- [Directions] Below is a block of data; give all of it again word for word.

- [Data to use]

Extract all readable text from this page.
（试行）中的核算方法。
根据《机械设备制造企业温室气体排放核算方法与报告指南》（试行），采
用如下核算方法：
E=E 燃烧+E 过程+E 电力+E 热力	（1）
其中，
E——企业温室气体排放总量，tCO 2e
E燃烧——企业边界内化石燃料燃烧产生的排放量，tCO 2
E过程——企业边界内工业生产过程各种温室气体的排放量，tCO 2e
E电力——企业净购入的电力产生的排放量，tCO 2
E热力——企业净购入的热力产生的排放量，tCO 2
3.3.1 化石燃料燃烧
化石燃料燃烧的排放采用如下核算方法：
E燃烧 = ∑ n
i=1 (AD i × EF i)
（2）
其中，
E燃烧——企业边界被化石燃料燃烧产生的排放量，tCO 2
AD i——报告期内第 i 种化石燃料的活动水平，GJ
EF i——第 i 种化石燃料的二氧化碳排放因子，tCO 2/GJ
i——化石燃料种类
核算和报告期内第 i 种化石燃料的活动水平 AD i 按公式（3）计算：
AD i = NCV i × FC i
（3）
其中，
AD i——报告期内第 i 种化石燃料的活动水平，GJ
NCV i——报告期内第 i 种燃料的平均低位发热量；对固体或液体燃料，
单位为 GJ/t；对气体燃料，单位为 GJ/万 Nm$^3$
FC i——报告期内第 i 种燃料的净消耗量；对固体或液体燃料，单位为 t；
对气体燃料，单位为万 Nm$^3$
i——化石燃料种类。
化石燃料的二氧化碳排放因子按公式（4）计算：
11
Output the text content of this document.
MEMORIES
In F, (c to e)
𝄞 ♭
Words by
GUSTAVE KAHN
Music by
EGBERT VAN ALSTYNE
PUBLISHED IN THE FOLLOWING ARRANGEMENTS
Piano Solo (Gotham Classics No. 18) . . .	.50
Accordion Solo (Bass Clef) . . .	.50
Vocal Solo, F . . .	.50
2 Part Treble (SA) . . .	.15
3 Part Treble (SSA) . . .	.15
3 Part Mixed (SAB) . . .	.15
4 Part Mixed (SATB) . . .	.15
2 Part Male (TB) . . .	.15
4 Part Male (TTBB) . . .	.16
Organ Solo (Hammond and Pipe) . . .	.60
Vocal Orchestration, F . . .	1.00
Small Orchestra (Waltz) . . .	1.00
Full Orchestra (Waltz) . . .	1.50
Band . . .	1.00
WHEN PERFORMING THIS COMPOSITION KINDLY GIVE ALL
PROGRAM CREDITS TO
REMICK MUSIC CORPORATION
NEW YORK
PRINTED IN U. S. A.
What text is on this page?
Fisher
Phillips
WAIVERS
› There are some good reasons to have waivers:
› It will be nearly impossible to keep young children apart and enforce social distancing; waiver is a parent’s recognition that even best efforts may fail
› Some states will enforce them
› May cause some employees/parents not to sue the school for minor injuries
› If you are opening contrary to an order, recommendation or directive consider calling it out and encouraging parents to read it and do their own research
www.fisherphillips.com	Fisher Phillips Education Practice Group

- [Task solution]
Extract all readable text from this page.
（试行）中的核算方法。
根据《机械设备制造企业温室气体排放核算方法与报告指南》（试行），采
用如下核算方法：
E=E 燃烧+E 过程+E 电力+E 热力	（1）
其中，
E——企业温室气体排放总量，tCO 2e
E燃烧——企业边界内化石燃料燃烧产生的排放量，tCO 2
E过程——企业边界内工业生产过程各种温室气体的排放量，tCO 2e
E电力——企业净购入的电力产生的排放量，tCO 2
E热力——企业净购入的热力产生的排放量，tCO 2
3.3.1 化石燃料燃烧
化石燃料燃烧的排放采用如下核算方法：
E燃烧 = ∑ n
i=1 (AD i × EF i)
（2）
其中，
E燃烧——企业边界被化石燃料燃烧产生的排放量，tCO 2
AD i——报告期内第 i 种化石燃料的活动水平，GJ
EF i——第 i 种化石燃料的二氧化碳排放因子，tCO 2/GJ
i——化石燃料种类
核算和报告期内第 i 种化石燃料的活动水平 AD i 按公式（3）计算：
AD i = NCV i × FC i
（3）
其中，
AD i——报告期内第 i 种化石燃料的活动水平，GJ
NCV i——报告期内第 i 种燃料的平均低位发热量；对固体或液体燃料，
单位为 GJ/t；对气体燃料，单位为 GJ/万 Nm$^3$
FC i——报告期内第 i 种燃料的净消耗量；对固体或液体燃料，单位为 t；
对气体燃料，单位为万 Nm$^3$
i——化石燃料种类。
化石燃料的二氧化碳排放因子按公式（4）计算：
11
Output the text content of this document.
MEMORIES
In F, (c to e)
𝄞 ♭
Words by
GUSTAVE KAHN
Music by
EGBERT VAN ALSTYNE
PUBLISHED IN THE FOLLOWING ARRANGEMENTS
Piano Solo (Gotham Classics No. 18) . . .	.50
Accordion Solo (Bass Clef) . . .	.50
Vocal Solo, F . . .	.50
2 Part Treble (SA) . . .	.15
3 Part Treble (SSA) . . .	.15
3 Part Mixed (SAB) . . .	.15
4 Part Mixed (SATB) . . .	.15
2 Part Male (TB) . . .	.15
4 Part Male (TTBB) . . .	.16
Organ Solo (Hammond and Pipe) . . .	.60
Vocal Orchestration, F . . .	1.00
Small Orchestra (Waltz) . . .	1.00
Full Orchestra (Waltz) . . .	1.50
Band . . .	1.00
WHEN PERFORMING THIS COMPOSITION KINDLY GIVE ALL
PROGRAM CREDITS TO
REMICK MUSIC CORPORATION
NEW YORK
PRINTED IN U. S. A.
What text is on this page?
Fisher
Phillips
WAIVERS
› There are some good reasons to have waivers:
› It will be nearly impossible to keep young children apart and enforce social distancing; waiver is a parent’s recognition that even best efforts may fail
› Some states will enforce them
› May cause some employees/parents not to sue the school for minor injuries
› If you are opening contrary to an order, recommendation or directive consider calling it out and encouraging parents to read it and do their own research
www.fisherphillips.com	Fisher Phillips Education Practice Group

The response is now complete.